Omit all pictures, then retype the data exactly as given.

─── RECORD SET ───

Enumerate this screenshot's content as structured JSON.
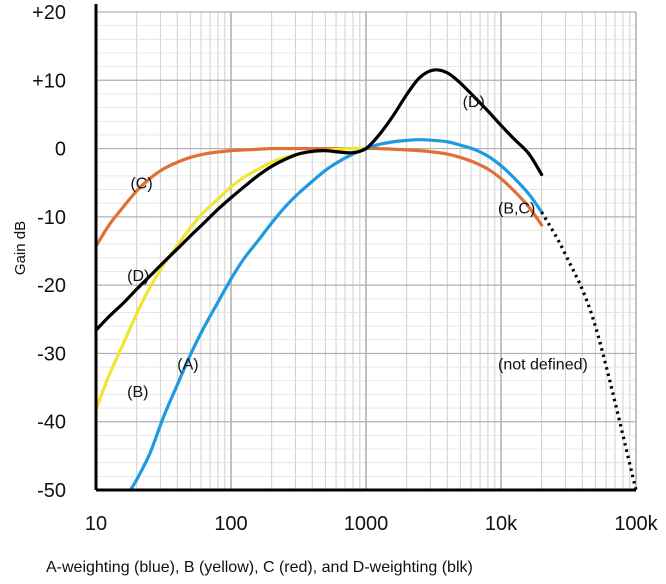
{
  "chart_data": {
    "type": "line",
    "title": "",
    "caption": "A-weighting (blue), B (yellow), C (red), and D-weighting (blk)",
    "xlabel": "",
    "ylabel": "Gain dB",
    "x_scale": "log",
    "xlim": [
      10,
      100000
    ],
    "ylim": [
      -50,
      20
    ],
    "x_ticks": [
      {
        "value": 10,
        "label": "10"
      },
      {
        "value": 100,
        "label": "100"
      },
      {
        "value": 1000,
        "label": "1000"
      },
      {
        "value": 10000,
        "label": "10k"
      },
      {
        "value": 100000,
        "label": "100k"
      }
    ],
    "y_ticks": [
      {
        "value": 20,
        "label": "+20"
      },
      {
        "value": 10,
        "label": "+10"
      },
      {
        "value": 0,
        "label": "0"
      },
      {
        "value": -10,
        "label": "-10"
      },
      {
        "value": -20,
        "label": "-20"
      },
      {
        "value": -30,
        "label": "-30"
      },
      {
        "value": -40,
        "label": "-40"
      },
      {
        "value": -50,
        "label": "-50"
      }
    ],
    "grid": true,
    "series": [
      {
        "name": "A",
        "color": "#1e9be0",
        "x": [
          18,
          20,
          25,
          31.5,
          40,
          50,
          63,
          80,
          100,
          125,
          160,
          200,
          250,
          315,
          400,
          500,
          630,
          800,
          1000,
          1250,
          1600,
          2000,
          2500,
          3150,
          4000,
          5000,
          6300,
          8000,
          10000,
          12500,
          16000,
          20000
        ],
        "y": [
          -50,
          -48.5,
          -44.7,
          -39.4,
          -34.6,
          -30.2,
          -26.2,
          -22.5,
          -19.1,
          -16.1,
          -13.4,
          -10.9,
          -8.6,
          -6.6,
          -4.8,
          -3.2,
          -1.9,
          -0.8,
          0,
          0.6,
          1.0,
          1.2,
          1.3,
          1.2,
          1.0,
          0.5,
          -0.1,
          -1.1,
          -2.5,
          -4.3,
          -6.6,
          -9.3
        ]
      },
      {
        "name": "B",
        "color": "#f0e631",
        "x": [
          10,
          12.5,
          16,
          20,
          25,
          31.5,
          40,
          50,
          63,
          80,
          100,
          125,
          160,
          200,
          250,
          315,
          400,
          500,
          630,
          800,
          1000
        ],
        "y": [
          -38.2,
          -33.2,
          -28.5,
          -24.2,
          -20.4,
          -17.1,
          -14.2,
          -11.6,
          -9.3,
          -7.4,
          -5.6,
          -4.2,
          -3.0,
          -2.0,
          -1.3,
          -0.8,
          -0.5,
          -0.3,
          -0.1,
          0,
          0
        ]
      },
      {
        "name": "C",
        "color": "#e07035",
        "x": [
          10,
          12.5,
          16,
          20,
          25,
          31.5,
          40,
          50,
          63,
          80,
          100,
          125,
          160,
          200,
          250,
          315,
          400,
          500,
          630,
          800,
          1000,
          1250,
          1600,
          2000,
          2500,
          3150,
          4000,
          5000,
          6300,
          8000,
          10000,
          12500,
          16000,
          20000
        ],
        "y": [
          -14.3,
          -11.2,
          -8.5,
          -6.2,
          -4.4,
          -3.0,
          -2.0,
          -1.3,
          -0.8,
          -0.5,
          -0.3,
          -0.2,
          -0.1,
          0,
          0,
          0,
          0,
          0,
          0,
          0,
          0,
          0,
          -0.1,
          -0.2,
          -0.3,
          -0.5,
          -0.8,
          -1.3,
          -2.0,
          -3.0,
          -4.4,
          -6.2,
          -8.5,
          -11.2
        ]
      },
      {
        "name": "D",
        "color": "#000000",
        "x": [
          10,
          12.5,
          16,
          20,
          25,
          31.5,
          40,
          50,
          63,
          80,
          100,
          125,
          160,
          200,
          250,
          315,
          400,
          500,
          630,
          800,
          1000,
          1250,
          1600,
          2000,
          2500,
          3150,
          4000,
          5000,
          6300,
          8000,
          10000,
          12500,
          16000,
          20000
        ],
        "y": [
          -26.6,
          -24.6,
          -22.6,
          -20.6,
          -18.7,
          -16.7,
          -14.7,
          -12.8,
          -10.9,
          -8.9,
          -7.2,
          -5.6,
          -3.9,
          -2.6,
          -1.6,
          -0.8,
          -0.4,
          -0.3,
          -0.5,
          -0.6,
          0,
          2.0,
          4.9,
          7.9,
          10.4,
          11.5,
          11.1,
          9.6,
          7.6,
          5.5,
          3.4,
          1.4,
          -0.7,
          -3.8
        ]
      }
    ],
    "extension": {
      "label": "(not defined)",
      "style": "dotted",
      "color": "#000000",
      "x": [
        20000,
        30000,
        50000,
        100000
      ],
      "y": [
        -9.3,
        -15.5,
        -26,
        -50
      ]
    },
    "annotations": [
      {
        "text": "(D)",
        "x": 5200,
        "y": 7
      },
      {
        "text": "(C)",
        "x": 18,
        "y": -5
      },
      {
        "text": "(B,C)",
        "x": 9500,
        "y": -8.6
      },
      {
        "text": "(D)",
        "x": 17,
        "y": -18.5
      },
      {
        "text": "(A)",
        "x": 40,
        "y": -31.5
      },
      {
        "text": "(B)",
        "x": 17,
        "y": -35.5
      },
      {
        "text": "(not defined)",
        "x": 9500,
        "y": -31.5
      }
    ]
  }
}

───

REPLY TO THE TASK
Enumerate this screenshot's content as structured JSON.
{
  "chart_data": {
    "type": "line",
    "title": "",
    "caption": "A-weighting (blue), B (yellow), C (red), and D-weighting (blk)",
    "xlabel": "",
    "ylabel": "Gain dB",
    "x_scale": "log",
    "xlim": [
      10,
      100000
    ],
    "ylim": [
      -50,
      20
    ],
    "x_ticks": [
      {
        "value": 10,
        "label": "10"
      },
      {
        "value": 100,
        "label": "100"
      },
      {
        "value": 1000,
        "label": "1000"
      },
      {
        "value": 10000,
        "label": "10k"
      },
      {
        "value": 100000,
        "label": "100k"
      }
    ],
    "y_ticks": [
      {
        "value": 20,
        "label": "+20"
      },
      {
        "value": 10,
        "label": "+10"
      },
      {
        "value": 0,
        "label": "0"
      },
      {
        "value": -10,
        "label": "-10"
      },
      {
        "value": -20,
        "label": "-20"
      },
      {
        "value": -30,
        "label": "-30"
      },
      {
        "value": -40,
        "label": "-40"
      },
      {
        "value": -50,
        "label": "-50"
      }
    ],
    "grid": true,
    "series": [
      {
        "name": "A",
        "color": "#1e9be0",
        "x": [
          18,
          20,
          25,
          31.5,
          40,
          50,
          63,
          80,
          100,
          125,
          160,
          200,
          250,
          315,
          400,
          500,
          630,
          800,
          1000,
          1250,
          1600,
          2000,
          2500,
          3150,
          4000,
          5000,
          6300,
          8000,
          10000,
          12500,
          16000,
          20000
        ],
        "y": [
          -50,
          -48.5,
          -44.7,
          -39.4,
          -34.6,
          -30.2,
          -26.2,
          -22.5,
          -19.1,
          -16.1,
          -13.4,
          -10.9,
          -8.6,
          -6.6,
          -4.8,
          -3.2,
          -1.9,
          -0.8,
          0,
          0.6,
          1.0,
          1.2,
          1.3,
          1.2,
          1.0,
          0.5,
          -0.1,
          -1.1,
          -2.5,
          -4.3,
          -6.6,
          -9.3
        ]
      },
      {
        "name": "B",
        "color": "#f0e631",
        "x": [
          10,
          12.5,
          16,
          20,
          25,
          31.5,
          40,
          50,
          63,
          80,
          100,
          125,
          160,
          200,
          250,
          315,
          400,
          500,
          630,
          800,
          1000
        ],
        "y": [
          -38.2,
          -33.2,
          -28.5,
          -24.2,
          -20.4,
          -17.1,
          -14.2,
          -11.6,
          -9.3,
          -7.4,
          -5.6,
          -4.2,
          -3.0,
          -2.0,
          -1.3,
          -0.8,
          -0.5,
          -0.3,
          -0.1,
          0,
          0
        ]
      },
      {
        "name": "C",
        "color": "#e07035",
        "x": [
          10,
          12.5,
          16,
          20,
          25,
          31.5,
          40,
          50,
          63,
          80,
          100,
          125,
          160,
          200,
          250,
          315,
          400,
          500,
          630,
          800,
          1000,
          1250,
          1600,
          2000,
          2500,
          3150,
          4000,
          5000,
          6300,
          8000,
          10000,
          12500,
          16000,
          20000
        ],
        "y": [
          -14.3,
          -11.2,
          -8.5,
          -6.2,
          -4.4,
          -3.0,
          -2.0,
          -1.3,
          -0.8,
          -0.5,
          -0.3,
          -0.2,
          -0.1,
          0,
          0,
          0,
          0,
          0,
          0,
          0,
          0,
          0,
          -0.1,
          -0.2,
          -0.3,
          -0.5,
          -0.8,
          -1.3,
          -2.0,
          -3.0,
          -4.4,
          -6.2,
          -8.5,
          -11.2
        ]
      },
      {
        "name": "D",
        "color": "#000000",
        "x": [
          10,
          12.5,
          16,
          20,
          25,
          31.5,
          40,
          50,
          63,
          80,
          100,
          125,
          160,
          200,
          250,
          315,
          400,
          500,
          630,
          800,
          1000,
          1250,
          1600,
          2000,
          2500,
          3150,
          4000,
          5000,
          6300,
          8000,
          10000,
          12500,
          16000,
          20000
        ],
        "y": [
          -26.6,
          -24.6,
          -22.6,
          -20.6,
          -18.7,
          -16.7,
          -14.7,
          -12.8,
          -10.9,
          -8.9,
          -7.2,
          -5.6,
          -3.9,
          -2.6,
          -1.6,
          -0.8,
          -0.4,
          -0.3,
          -0.5,
          -0.6,
          0,
          2.0,
          4.9,
          7.9,
          10.4,
          11.5,
          11.1,
          9.6,
          7.6,
          5.5,
          3.4,
          1.4,
          -0.7,
          -3.8
        ]
      }
    ],
    "extension": {
      "label": "(not defined)",
      "style": "dotted",
      "color": "#000000",
      "x": [
        20000,
        30000,
        50000,
        100000
      ],
      "y": [
        -9.3,
        -15.5,
        -26,
        -50
      ]
    },
    "annotations": [
      {
        "text": "(D)",
        "x": 5200,
        "y": 7
      },
      {
        "text": "(C)",
        "x": 18,
        "y": -5
      },
      {
        "text": "(B,C)",
        "x": 9500,
        "y": -8.6
      },
      {
        "text": "(D)",
        "x": 17,
        "y": -18.5
      },
      {
        "text": "(A)",
        "x": 40,
        "y": -31.5
      },
      {
        "text": "(B)",
        "x": 17,
        "y": -35.5
      },
      {
        "text": "(not defined)",
        "x": 9500,
        "y": -31.5
      }
    ]
  }
}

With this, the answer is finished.